§ **Task description**
Restate the entries word for word, omitting nothing.
=======
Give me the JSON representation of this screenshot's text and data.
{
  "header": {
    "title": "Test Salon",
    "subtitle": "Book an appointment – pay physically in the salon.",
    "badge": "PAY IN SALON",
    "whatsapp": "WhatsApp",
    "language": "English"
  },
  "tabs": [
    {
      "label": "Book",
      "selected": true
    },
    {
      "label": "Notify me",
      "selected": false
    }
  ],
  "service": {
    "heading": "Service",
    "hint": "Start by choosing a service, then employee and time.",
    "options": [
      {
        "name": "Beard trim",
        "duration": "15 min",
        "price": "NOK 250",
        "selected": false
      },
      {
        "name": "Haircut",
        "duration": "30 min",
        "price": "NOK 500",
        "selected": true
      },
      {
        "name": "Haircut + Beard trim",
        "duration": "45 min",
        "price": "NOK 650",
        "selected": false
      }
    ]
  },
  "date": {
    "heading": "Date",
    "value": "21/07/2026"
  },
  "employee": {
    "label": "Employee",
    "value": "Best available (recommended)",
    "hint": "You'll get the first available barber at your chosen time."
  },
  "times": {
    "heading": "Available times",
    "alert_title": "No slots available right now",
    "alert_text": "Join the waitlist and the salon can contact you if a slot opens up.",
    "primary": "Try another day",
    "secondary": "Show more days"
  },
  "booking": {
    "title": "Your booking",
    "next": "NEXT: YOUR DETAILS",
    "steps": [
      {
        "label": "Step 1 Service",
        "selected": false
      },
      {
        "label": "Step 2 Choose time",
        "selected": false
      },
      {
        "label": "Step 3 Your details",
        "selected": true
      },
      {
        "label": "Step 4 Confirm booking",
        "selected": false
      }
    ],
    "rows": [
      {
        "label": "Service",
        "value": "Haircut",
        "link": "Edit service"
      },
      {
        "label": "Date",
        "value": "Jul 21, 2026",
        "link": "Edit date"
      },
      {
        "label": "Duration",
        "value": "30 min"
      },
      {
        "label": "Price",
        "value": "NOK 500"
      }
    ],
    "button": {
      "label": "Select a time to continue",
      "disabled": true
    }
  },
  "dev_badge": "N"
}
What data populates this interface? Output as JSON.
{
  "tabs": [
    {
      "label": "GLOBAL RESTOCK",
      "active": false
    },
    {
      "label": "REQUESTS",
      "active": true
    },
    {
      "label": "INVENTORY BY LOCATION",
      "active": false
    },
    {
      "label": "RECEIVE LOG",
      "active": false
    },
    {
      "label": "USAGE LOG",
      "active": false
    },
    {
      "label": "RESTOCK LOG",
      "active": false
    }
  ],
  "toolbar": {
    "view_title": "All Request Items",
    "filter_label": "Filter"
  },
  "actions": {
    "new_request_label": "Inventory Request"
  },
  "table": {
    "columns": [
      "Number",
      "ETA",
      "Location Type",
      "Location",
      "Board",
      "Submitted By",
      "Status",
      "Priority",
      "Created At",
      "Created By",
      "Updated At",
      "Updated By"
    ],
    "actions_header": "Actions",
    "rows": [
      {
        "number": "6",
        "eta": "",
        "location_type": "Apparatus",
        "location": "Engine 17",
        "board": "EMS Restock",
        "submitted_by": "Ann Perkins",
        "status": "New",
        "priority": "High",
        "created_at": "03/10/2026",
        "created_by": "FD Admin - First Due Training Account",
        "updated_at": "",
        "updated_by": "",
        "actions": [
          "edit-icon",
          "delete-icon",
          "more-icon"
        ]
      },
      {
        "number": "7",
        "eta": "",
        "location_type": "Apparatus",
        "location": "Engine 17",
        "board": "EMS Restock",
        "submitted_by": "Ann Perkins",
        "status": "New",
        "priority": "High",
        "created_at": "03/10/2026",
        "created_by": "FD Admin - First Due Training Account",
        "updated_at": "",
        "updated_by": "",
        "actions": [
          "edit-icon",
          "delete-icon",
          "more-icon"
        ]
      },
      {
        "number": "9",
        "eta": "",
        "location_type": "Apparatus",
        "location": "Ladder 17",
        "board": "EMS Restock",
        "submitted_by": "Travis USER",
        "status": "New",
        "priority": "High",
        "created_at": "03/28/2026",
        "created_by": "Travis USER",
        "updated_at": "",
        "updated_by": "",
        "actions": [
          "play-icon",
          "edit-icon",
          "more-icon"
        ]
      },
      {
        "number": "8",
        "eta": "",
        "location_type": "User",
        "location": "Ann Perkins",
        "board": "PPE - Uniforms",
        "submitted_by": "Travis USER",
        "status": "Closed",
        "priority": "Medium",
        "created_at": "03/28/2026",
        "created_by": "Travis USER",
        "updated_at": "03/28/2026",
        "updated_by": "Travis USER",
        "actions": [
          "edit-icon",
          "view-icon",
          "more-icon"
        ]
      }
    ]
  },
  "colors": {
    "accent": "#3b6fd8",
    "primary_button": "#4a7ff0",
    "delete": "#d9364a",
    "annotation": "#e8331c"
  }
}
=======
§ **Task response**
Give me the JSON representation of this screenshot's text and data.
{
  "header": {
    "title": "Test Salon",
    "subtitle": "Book an appointment – pay physically in the salon.",
    "badge": "PAY IN SALON",
    "whatsapp": "WhatsApp",
    "language": "English"
  },
  "tabs": [
    {
      "label": "Book",
      "selected": true
    },
    {
      "label": "Notify me",
      "selected": false
    }
  ],
  "service": {
    "heading": "Service",
    "hint": "Start by choosing a service, then employee and time.",
    "options": [
      {
        "name": "Beard trim",
        "duration": "15 min",
        "price": "NOK 250",
        "selected": false
      },
      {
        "name": "Haircut",
        "duration": "30 min",
        "price": "NOK 500",
        "selected": true
      },
      {
        "name": "Haircut + Beard trim",
        "duration": "45 min",
        "price": "NOK 650",
        "selected": false
      }
    ]
  },
  "date": {
    "heading": "Date",
    "value": "21/07/2026"
  },
  "employee": {
    "label": "Employee",
    "value": "Best available (recommended)",
    "hint": "You'll get the first available barber at your chosen time."
  },
  "times": {
    "heading": "Available times",
    "alert_title": "No slots available right now",
    "alert_text": "Join the waitlist and the salon can contact you if a slot opens up.",
    "primary": "Try another day",
    "secondary": "Show more days"
  },
  "booking": {
    "title": "Your booking",
    "next": "NEXT: YOUR DETAILS",
    "steps": [
      {
        "label": "Step 1 Service",
        "selected": false
      },
      {
        "label": "Step 2 Choose time",
        "selected": false
      },
      {
        "label": "Step 3 Your details",
        "selected": true
      },
      {
        "label": "Step 4 Confirm booking",
        "selected": false
      }
    ],
    "rows": [
      {
        "label": "Service",
        "value": "Haircut",
        "link": "Edit service"
      },
      {
        "label": "Date",
        "value": "Jul 21, 2026",
        "link": "Edit date"
      },
      {
        "label": "Duration",
        "value": "30 min"
      },
      {
        "label": "Price",
        "value": "NOK 500"
      }
    ],
    "button": {
      "label": "Select a time to continue",
      "disabled": true
    }
  },
  "dev_badge": "N"
}
What data populates this interface? Output as JSON.
{
  "tabs": [
    {
      "label": "GLOBAL RESTOCK",
      "active": false
    },
    {
      "label": "REQUESTS",
      "active": true
    },
    {
      "label": "INVENTORY BY LOCATION",
      "active": false
    },
    {
      "label": "RECEIVE LOG",
      "active": false
    },
    {
      "label": "USAGE LOG",
      "active": false
    },
    {
      "label": "RESTOCK LOG",
      "active": false
    }
  ],
  "toolbar": {
    "view_title": "All Request Items",
    "filter_label": "Filter"
  },
  "actions": {
    "new_request_label": "Inventory Request"
  },
  "table": {
    "columns": [
      "Number",
      "ETA",
      "Location Type",
      "Location",
      "Board",
      "Submitted By",
      "Status",
      "Priority",
      "Created At",
      "Created By",
      "Updated At",
      "Updated By"
    ],
    "actions_header": "Actions",
    "rows": [
      {
        "number": "6",
        "eta": "",
        "location_type": "Apparatus",
        "location": "Engine 17",
        "board": "EMS Restock",
        "submitted_by": "Ann Perkins",
        "status": "New",
        "priority": "High",
        "created_at": "03/10/2026",
        "created_by": "FD Admin - First Due Training Account",
        "updated_at": "",
        "updated_by": "",
        "actions": [
          "edit-icon",
          "delete-icon",
          "more-icon"
        ]
      },
      {
        "number": "7",
        "eta": "",
        "location_type": "Apparatus",
        "location": "Engine 17",
        "board": "EMS Restock",
        "submitted_by": "Ann Perkins",
        "status": "New",
        "priority": "High",
        "created_at": "03/10/2026",
        "created_by": "FD Admin - First Due Training Account",
        "updated_at": "",
        "updated_by": "",
        "actions": [
          "edit-icon",
          "delete-icon",
          "more-icon"
        ]
      },
      {
        "number": "9",
        "eta": "",
        "location_type": "Apparatus",
        "location": "Ladder 17",
        "board": "EMS Restock",
        "submitted_by": "Travis USER",
        "status": "New",
        "priority": "High",
        "created_at": "03/28/2026",
        "created_by": "Travis USER",
        "updated_at": "",
        "updated_by": "",
        "actions": [
          "play-icon",
          "edit-icon",
          "more-icon"
        ]
      },
      {
        "number": "8",
        "eta": "",
        "location_type": "User",
        "location": "Ann Perkins",
        "board": "PPE - Uniforms",
        "submitted_by": "Travis USER",
        "status": "Closed",
        "priority": "Medium",
        "created_at": "03/28/2026",
        "created_by": "Travis USER",
        "updated_at": "03/28/2026",
        "updated_by": "Travis USER",
        "actions": [
          "edit-icon",
          "view-icon",
          "more-icon"
        ]
      }
    ]
  },
  "colors": {
    "accent": "#3b6fd8",
    "primary_button": "#4a7ff0",
    "delete": "#d9364a",
    "annotation": "#e8331c"
  }
}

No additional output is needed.